### EXERCISE DESCRIPTION
Quote all of the data that follows exactly as written, skipping the images.

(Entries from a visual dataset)

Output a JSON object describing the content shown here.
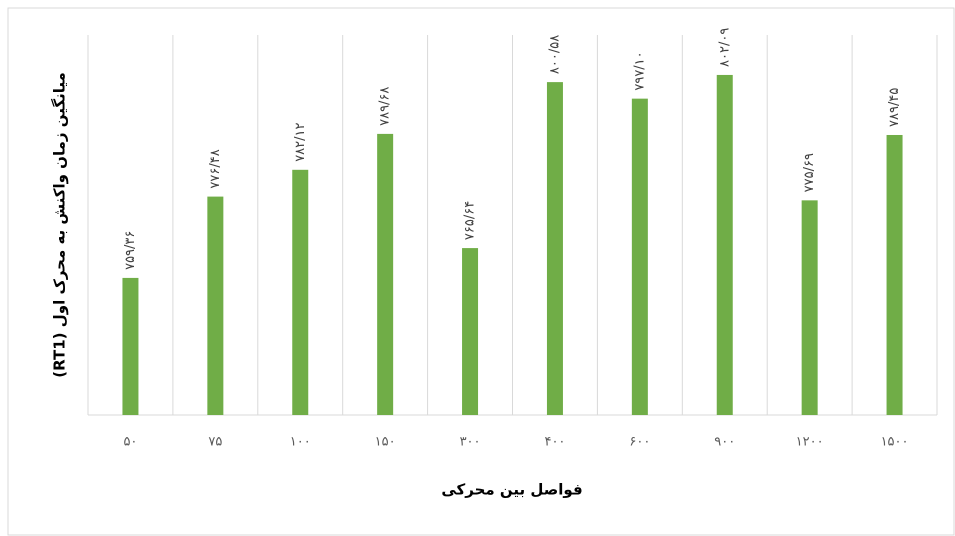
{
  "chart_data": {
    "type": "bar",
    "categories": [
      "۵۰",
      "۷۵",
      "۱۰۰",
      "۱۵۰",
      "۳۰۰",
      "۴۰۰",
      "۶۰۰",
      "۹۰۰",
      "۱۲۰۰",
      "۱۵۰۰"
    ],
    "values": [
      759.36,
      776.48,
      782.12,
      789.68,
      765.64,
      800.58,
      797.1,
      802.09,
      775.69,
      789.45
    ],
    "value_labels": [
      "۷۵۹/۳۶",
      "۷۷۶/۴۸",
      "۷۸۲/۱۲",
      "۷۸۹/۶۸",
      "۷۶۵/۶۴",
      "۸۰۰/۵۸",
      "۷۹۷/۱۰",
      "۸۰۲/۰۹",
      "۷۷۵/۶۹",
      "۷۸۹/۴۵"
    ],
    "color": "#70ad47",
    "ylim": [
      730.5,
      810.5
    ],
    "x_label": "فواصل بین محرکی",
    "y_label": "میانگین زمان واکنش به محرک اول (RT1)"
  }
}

### REPLY TO THE EXERCISE
Output a JSON object describing the content shown here.
{
  "chart_data": {
    "type": "bar",
    "categories": [
      "۵۰",
      "۷۵",
      "۱۰۰",
      "۱۵۰",
      "۳۰۰",
      "۴۰۰",
      "۶۰۰",
      "۹۰۰",
      "۱۲۰۰",
      "۱۵۰۰"
    ],
    "values": [
      759.36,
      776.48,
      782.12,
      789.68,
      765.64,
      800.58,
      797.1,
      802.09,
      775.69,
      789.45
    ],
    "value_labels": [
      "۷۵۹/۳۶",
      "۷۷۶/۴۸",
      "۷۸۲/۱۲",
      "۷۸۹/۶۸",
      "۷۶۵/۶۴",
      "۸۰۰/۵۸",
      "۷۹۷/۱۰",
      "۸۰۲/۰۹",
      "۷۷۵/۶۹",
      "۷۸۹/۴۵"
    ],
    "color": "#70ad47",
    "ylim": [
      730.5,
      810.5
    ],
    "x_label": "فواصل بین محرکی",
    "y_label": "میانگین زمان واکنش به محرک اول (RT1)"
  }
}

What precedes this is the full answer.